Quoted passage =>

○ ○ ○

In examining reactions (8.117) and (8.120), one realizes that SO2 plays a role in catalyzing the recombination of oxygen atoms. Indeed, this homogeneous catalytic recombination of oxygen atoms causes the decrease in the superequilibrium concentration of the oxygen atoms. SO2 also plays a role in the recombination of hydrogen radicals through the route
H+SO2+M→HSO2+M
(8.114)
H+HSO2→H2+SO2
(8.115)
and in the recombination of hydrogen and hydroxyl radicals through the route of reaction (8.114) and
OH+HSO2→H2O+SO2
(8.116)
Combining the preceding considerations of SO3 formation with the realization that SO2 and SO are the major sulfur oxide species in flames, one may use the term SOx to specify the sum of SO, SO2, and SO3. Also, considering that in any combustion system sulfur can appear in the parent hydrocarbon fuel in various forms, it becomes evident that the details of the reaction mechanism for SOx formation are virtually impossible to specify. By virtue of the rapidity of the SOx formation process, Bowman [1] argued that the need for a detailed fuel–sulfur oxidation model may be circumvented by postulating approximate models to estimate the gaseous SOx product distribution in the exhaust products. It has been suggested [50] that three principal assumptions would be involved in the proposed model: (1) the fuel−sulfur compounds should be considered minor species so that the major stable species concentrations would be those due to combustion of the hydrocarbon fuel; (2) the bimolecular H2–O2 reactions and reaction (8.113) would be partially equilibrated in the post-flame gases; (3) the SO3 concentration would be calculated from reactions (8.117), (8.119), and (8.120). The SOx pool would then vary as the overall reaction approaches equilibrium by means of the H2–O2 radical recombination reactions, the reactions that determine the equilibrium between SO2 and SO3, and those that affect the catalytic recombination of H, O, and OH.
8.4.2.6. Fuel−sulfur and fuel−nitrogen interactions
The reactions of fuel−sulfur and fuel−nitrogen are closely coupled to the fuel oxidation; moreover, sulfur-containing radicals and nitrogen-containing radicals compete for the available H, O, OH radicals with the hydrocarbons [24]. Because of this close coupling of the sulfur and nitrogen chemistry and the H, O, OH radical pool in flames, interactions between fuel−sulfur and fuel−nitrogen chemistry are to be expected.
The catalytic reduction of the radicals, particularly the O atom, by sulfur compounds will generally reduce the rates of reactions converting atmospheric nitrogen to NO by the thermal mechanism. However, experiments do not permit explicit conclusions [24]. For example, Wendt and Ekmann [50] showed that high concentrations of SO2 and H2S have an inhibiting effect on thermal NO in premixed methene−air flames, while deSoete [51] showed the opposite effect. To resolve this conflict, Wendt et al. [52] studied the influence of fuel−sulfur on fuel−NO in rich flames, whereupon they found both enhancement and inhibition.
A further interaction comes into play when the thermal DeNOx process is used to reduce NOx. When stack gases cool and initial sulfur is present in the fuel, the SO3 that forms reacts with water to form a mist of sulfuric acid, which is detrimental to the physical plant. Furthermore, the ammonia from the thermal DeNOx process reacts with water to form NH4HSO2, a glue-like, highly corrosive compound. These SO3 conditions can be avoided by reducing the SO3 back to SO2. Under stack (post-combustion) temperatures, the principal elementary reactions for SO3 to SO2 conversion are
HO2+SO3→HSO3+O2
HSO3+M→SO2+OH+M
Since the key to this sequence is the HO2 radical, the aqueous hydrogen peroxide process discussed for NO to NO2 conversion in the stack would be an appropriate approach. The SO2 forms no corrosive liquid mist in the stack and could be removed by wet scrubbing of the exhaust.

○ ○ ○

Data to examine =>
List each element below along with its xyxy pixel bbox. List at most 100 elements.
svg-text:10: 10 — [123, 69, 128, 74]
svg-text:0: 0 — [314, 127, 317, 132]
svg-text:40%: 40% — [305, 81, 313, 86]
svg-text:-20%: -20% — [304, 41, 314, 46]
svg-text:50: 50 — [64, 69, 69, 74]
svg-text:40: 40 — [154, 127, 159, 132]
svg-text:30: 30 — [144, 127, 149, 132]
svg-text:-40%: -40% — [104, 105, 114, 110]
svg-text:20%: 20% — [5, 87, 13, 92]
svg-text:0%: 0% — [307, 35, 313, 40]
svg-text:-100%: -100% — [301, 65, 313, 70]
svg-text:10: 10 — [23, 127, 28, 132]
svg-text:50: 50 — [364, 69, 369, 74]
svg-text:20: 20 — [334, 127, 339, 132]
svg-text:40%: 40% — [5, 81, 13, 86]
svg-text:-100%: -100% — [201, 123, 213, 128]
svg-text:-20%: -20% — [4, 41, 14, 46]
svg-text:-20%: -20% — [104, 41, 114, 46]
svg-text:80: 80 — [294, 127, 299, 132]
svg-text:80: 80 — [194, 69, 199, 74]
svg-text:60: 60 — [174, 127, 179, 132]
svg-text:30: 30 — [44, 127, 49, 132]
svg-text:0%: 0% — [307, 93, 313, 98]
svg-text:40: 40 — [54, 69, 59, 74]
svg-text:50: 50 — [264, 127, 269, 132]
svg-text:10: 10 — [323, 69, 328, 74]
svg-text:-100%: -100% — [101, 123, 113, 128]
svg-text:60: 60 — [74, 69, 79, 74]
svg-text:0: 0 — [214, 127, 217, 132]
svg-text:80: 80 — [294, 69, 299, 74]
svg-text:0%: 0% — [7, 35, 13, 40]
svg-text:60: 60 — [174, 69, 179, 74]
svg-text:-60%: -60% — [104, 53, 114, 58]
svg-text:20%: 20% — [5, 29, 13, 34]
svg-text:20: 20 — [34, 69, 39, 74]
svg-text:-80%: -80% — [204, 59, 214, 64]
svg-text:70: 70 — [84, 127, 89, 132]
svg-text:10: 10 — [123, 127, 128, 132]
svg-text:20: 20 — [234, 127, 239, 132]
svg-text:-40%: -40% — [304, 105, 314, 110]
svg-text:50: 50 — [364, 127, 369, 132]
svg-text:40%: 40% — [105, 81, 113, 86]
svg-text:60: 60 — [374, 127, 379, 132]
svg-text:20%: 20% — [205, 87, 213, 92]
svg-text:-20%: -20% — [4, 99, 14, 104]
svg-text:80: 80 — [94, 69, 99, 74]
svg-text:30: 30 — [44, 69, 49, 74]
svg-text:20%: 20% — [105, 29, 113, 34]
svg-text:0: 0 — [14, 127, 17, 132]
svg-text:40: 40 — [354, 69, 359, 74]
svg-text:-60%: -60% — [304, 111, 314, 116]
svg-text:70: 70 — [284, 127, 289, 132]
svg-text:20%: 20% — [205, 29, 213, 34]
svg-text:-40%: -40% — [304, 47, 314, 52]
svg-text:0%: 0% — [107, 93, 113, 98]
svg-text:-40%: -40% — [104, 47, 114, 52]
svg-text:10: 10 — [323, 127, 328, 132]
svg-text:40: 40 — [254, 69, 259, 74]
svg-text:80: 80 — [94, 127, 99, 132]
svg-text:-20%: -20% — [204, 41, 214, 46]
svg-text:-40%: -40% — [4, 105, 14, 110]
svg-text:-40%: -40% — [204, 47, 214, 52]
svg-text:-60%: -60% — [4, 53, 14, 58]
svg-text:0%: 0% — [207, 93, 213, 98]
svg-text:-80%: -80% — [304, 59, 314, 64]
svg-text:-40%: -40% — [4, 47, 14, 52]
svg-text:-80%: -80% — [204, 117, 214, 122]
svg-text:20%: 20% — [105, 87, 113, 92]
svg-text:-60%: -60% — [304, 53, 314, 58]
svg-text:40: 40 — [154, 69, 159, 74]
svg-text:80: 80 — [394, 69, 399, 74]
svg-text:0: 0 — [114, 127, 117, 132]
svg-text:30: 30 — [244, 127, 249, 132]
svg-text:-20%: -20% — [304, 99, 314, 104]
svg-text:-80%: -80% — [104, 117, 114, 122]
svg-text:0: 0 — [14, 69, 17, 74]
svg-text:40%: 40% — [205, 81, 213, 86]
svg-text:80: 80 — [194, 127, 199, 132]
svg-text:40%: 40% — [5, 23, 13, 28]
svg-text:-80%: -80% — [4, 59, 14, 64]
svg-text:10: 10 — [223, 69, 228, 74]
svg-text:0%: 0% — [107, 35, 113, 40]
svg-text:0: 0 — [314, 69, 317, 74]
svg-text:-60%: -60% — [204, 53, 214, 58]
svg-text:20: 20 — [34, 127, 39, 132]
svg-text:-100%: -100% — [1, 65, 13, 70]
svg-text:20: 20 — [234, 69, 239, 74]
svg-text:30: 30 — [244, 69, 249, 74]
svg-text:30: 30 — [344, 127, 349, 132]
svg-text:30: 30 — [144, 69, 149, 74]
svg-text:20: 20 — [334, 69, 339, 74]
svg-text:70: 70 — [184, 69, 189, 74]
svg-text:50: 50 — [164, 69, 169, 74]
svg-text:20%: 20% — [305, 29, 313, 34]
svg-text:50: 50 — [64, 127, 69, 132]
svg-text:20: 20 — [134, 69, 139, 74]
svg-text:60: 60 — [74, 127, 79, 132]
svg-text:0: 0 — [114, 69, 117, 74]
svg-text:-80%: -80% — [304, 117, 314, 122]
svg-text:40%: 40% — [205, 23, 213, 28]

○ ○ ○

Work task => Could you quote the sulfur oxide passage, starting at the words "8.4.2.6. Fuel−sulfur and" and stopping after "to be expected."?

Response to the exercise =>
8.4.2.6. Fuel−sulfur and fuel−nitrogen interactions
The reactions of fuel−sulfur and fuel−nitrogen are closely coupled to the fuel oxidation; moreover, sulfur-containing radicals and nitrogen-containing radicals compete for the available H, O, OH radicals with the hydrocarbons [24]. Because of this close coupling of the sulfur and nitrogen chemistry and the H, O, OH radical pool in flames, interactions between fuel−sulfur and fuel−nitrogen chemistry are to be expected.